#### WHAT IS BEING ASKED
Repeat each line word for word.

#### GIVEN DATA

● ● ● ●

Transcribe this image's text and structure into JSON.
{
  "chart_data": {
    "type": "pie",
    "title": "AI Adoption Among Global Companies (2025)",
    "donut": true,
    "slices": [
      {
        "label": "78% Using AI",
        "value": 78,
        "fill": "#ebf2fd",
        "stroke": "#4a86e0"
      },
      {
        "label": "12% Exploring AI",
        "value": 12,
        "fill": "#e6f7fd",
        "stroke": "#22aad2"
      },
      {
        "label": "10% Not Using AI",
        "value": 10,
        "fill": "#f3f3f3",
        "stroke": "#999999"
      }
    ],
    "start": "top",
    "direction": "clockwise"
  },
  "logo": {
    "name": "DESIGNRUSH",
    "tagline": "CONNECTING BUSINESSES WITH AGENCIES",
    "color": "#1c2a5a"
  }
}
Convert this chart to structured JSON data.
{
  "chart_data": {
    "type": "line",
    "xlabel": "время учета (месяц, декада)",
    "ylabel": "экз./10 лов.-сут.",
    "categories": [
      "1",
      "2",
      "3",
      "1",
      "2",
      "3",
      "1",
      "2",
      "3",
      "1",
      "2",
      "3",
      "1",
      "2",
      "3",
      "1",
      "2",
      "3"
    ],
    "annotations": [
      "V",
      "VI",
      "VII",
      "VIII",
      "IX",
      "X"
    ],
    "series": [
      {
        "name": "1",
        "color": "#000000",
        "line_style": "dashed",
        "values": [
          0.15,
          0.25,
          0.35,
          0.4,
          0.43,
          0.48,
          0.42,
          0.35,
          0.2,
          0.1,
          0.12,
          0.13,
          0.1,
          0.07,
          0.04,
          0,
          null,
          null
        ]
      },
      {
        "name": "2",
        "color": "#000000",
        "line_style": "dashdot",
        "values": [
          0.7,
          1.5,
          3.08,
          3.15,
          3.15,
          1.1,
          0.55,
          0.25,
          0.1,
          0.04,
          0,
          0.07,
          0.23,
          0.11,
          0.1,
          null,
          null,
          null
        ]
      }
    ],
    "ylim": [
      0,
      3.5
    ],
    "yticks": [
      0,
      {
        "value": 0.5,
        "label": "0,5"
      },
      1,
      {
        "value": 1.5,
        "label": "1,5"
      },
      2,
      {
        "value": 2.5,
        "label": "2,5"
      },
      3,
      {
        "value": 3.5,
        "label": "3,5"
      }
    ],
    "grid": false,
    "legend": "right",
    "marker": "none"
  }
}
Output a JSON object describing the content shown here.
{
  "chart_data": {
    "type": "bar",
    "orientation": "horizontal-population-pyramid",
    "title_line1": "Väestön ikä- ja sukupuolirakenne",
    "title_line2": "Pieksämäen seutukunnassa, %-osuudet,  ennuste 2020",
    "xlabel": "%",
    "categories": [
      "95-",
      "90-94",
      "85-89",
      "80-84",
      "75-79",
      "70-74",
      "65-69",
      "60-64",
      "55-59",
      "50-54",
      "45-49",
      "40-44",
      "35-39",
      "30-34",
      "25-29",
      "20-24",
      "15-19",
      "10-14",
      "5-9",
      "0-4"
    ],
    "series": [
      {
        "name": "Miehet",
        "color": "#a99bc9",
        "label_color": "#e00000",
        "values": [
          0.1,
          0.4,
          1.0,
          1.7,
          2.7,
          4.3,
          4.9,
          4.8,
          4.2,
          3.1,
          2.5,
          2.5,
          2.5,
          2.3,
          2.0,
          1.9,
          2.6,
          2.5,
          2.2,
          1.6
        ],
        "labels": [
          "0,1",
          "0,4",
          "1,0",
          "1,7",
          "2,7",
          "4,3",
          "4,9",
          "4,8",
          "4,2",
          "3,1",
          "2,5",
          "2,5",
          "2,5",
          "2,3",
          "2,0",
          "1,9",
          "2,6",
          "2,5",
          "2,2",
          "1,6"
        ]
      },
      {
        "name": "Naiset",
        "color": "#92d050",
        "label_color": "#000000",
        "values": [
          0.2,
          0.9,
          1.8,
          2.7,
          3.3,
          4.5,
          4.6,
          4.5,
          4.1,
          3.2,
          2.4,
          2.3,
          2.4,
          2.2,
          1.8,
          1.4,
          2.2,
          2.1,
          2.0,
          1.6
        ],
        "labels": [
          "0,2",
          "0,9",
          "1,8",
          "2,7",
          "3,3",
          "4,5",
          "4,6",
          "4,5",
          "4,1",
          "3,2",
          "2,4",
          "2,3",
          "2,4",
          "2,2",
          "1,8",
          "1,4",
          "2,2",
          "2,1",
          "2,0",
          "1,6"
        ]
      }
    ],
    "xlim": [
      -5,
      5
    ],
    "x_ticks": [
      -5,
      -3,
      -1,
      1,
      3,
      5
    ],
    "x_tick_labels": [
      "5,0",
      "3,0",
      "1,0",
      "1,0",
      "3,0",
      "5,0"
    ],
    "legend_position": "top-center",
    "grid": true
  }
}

● ● ● ●

#### RESULT OF THE EXERCISE
Transcribe this image's text and structure into JSON.
{
  "chart_data": {
    "type": "pie",
    "title": "AI Adoption Among Global Companies (2025)",
    "donut": true,
    "slices": [
      {
        "label": "78% Using AI",
        "value": 78,
        "fill": "#ebf2fd",
        "stroke": "#4a86e0"
      },
      {
        "label": "12% Exploring AI",
        "value": 12,
        "fill": "#e6f7fd",
        "stroke": "#22aad2"
      },
      {
        "label": "10% Not Using AI",
        "value": 10,
        "fill": "#f3f3f3",
        "stroke": "#999999"
      }
    ],
    "start": "top",
    "direction": "clockwise"
  },
  "logo": {
    "name": "DESIGNRUSH",
    "tagline": "CONNECTING BUSINESSES WITH AGENCIES",
    "color": "#1c2a5a"
  }
}
Convert this chart to structured JSON data.
{
  "chart_data": {
    "type": "line",
    "xlabel": "время учета (месяц, декада)",
    "ylabel": "экз./10 лов.-сут.",
    "categories": [
      "1",
      "2",
      "3",
      "1",
      "2",
      "3",
      "1",
      "2",
      "3",
      "1",
      "2",
      "3",
      "1",
      "2",
      "3",
      "1",
      "2",
      "3"
    ],
    "annotations": [
      "V",
      "VI",
      "VII",
      "VIII",
      "IX",
      "X"
    ],
    "series": [
      {
        "name": "1",
        "color": "#000000",
        "line_style": "dashed",
        "values": [
          0.15,
          0.25,
          0.35,
          0.4,
          0.43,
          0.48,
          0.42,
          0.35,
          0.2,
          0.1,
          0.12,
          0.13,
          0.1,
          0.07,
          0.04,
          0,
          null,
          null
        ]
      },
      {
        "name": "2",
        "color": "#000000",
        "line_style": "dashdot",
        "values": [
          0.7,
          1.5,
          3.08,
          3.15,
          3.15,
          1.1,
          0.55,
          0.25,
          0.1,
          0.04,
          0,
          0.07,
          0.23,
          0.11,
          0.1,
          null,
          null,
          null
        ]
      }
    ],
    "ylim": [
      0,
      3.5
    ],
    "yticks": [
      0,
      {
        "value": 0.5,
        "label": "0,5"
      },
      1,
      {
        "value": 1.5,
        "label": "1,5"
      },
      2,
      {
        "value": 2.5,
        "label": "2,5"
      },
      3,
      {
        "value": 3.5,
        "label": "3,5"
      }
    ],
    "grid": false,
    "legend": "right",
    "marker": "none"
  }
}
Output a JSON object describing the content shown here.
{
  "chart_data": {
    "type": "bar",
    "orientation": "horizontal-population-pyramid",
    "title_line1": "Väestön ikä- ja sukupuolirakenne",
    "title_line2": "Pieksämäen seutukunnassa, %-osuudet,  ennuste 2020",
    "xlabel": "%",
    "categories": [
      "95-",
      "90-94",
      "85-89",
      "80-84",
      "75-79",
      "70-74",
      "65-69",
      "60-64",
      "55-59",
      "50-54",
      "45-49",
      "40-44",
      "35-39",
      "30-34",
      "25-29",
      "20-24",
      "15-19",
      "10-14",
      "5-9",
      "0-4"
    ],
    "series": [
      {
        "name": "Miehet",
        "color": "#a99bc9",
        "label_color": "#e00000",
        "values": [
          0.1,
          0.4,
          1.0,
          1.7,
          2.7,
          4.3,
          4.9,
          4.8,
          4.2,
          3.1,
          2.5,
          2.5,
          2.5,
          2.3,
          2.0,
          1.9,
          2.6,
          2.5,
          2.2,
          1.6
        ],
        "labels": [
          "0,1",
          "0,4",
          "1,0",
          "1,7",
          "2,7",
          "4,3",
          "4,9",
          "4,8",
          "4,2",
          "3,1",
          "2,5",
          "2,5",
          "2,5",
          "2,3",
          "2,0",
          "1,9",
          "2,6",
          "2,5",
          "2,2",
          "1,6"
        ]
      },
      {
        "name": "Naiset",
        "color": "#92d050",
        "label_color": "#000000",
        "values": [
          0.2,
          0.9,
          1.8,
          2.7,
          3.3,
          4.5,
          4.6,
          4.5,
          4.1,
          3.2,
          2.4,
          2.3,
          2.4,
          2.2,
          1.8,
          1.4,
          2.2,
          2.1,
          2.0,
          1.6
        ],
        "labels": [
          "0,2",
          "0,9",
          "1,8",
          "2,7",
          "3,3",
          "4,5",
          "4,6",
          "4,5",
          "4,1",
          "3,2",
          "2,4",
          "2,3",
          "2,4",
          "2,2",
          "1,8",
          "1,4",
          "2,2",
          "2,1",
          "2,0",
          "1,6"
        ]
      }
    ],
    "xlim": [
      -5,
      5
    ],
    "x_ticks": [
      -5,
      -3,
      -1,
      1,
      3,
      5
    ],
    "x_tick_labels": [
      "5,0",
      "3,0",
      "1,0",
      "1,0",
      "3,0",
      "5,0"
    ],
    "legend_position": "top-center",
    "grid": true
  }
}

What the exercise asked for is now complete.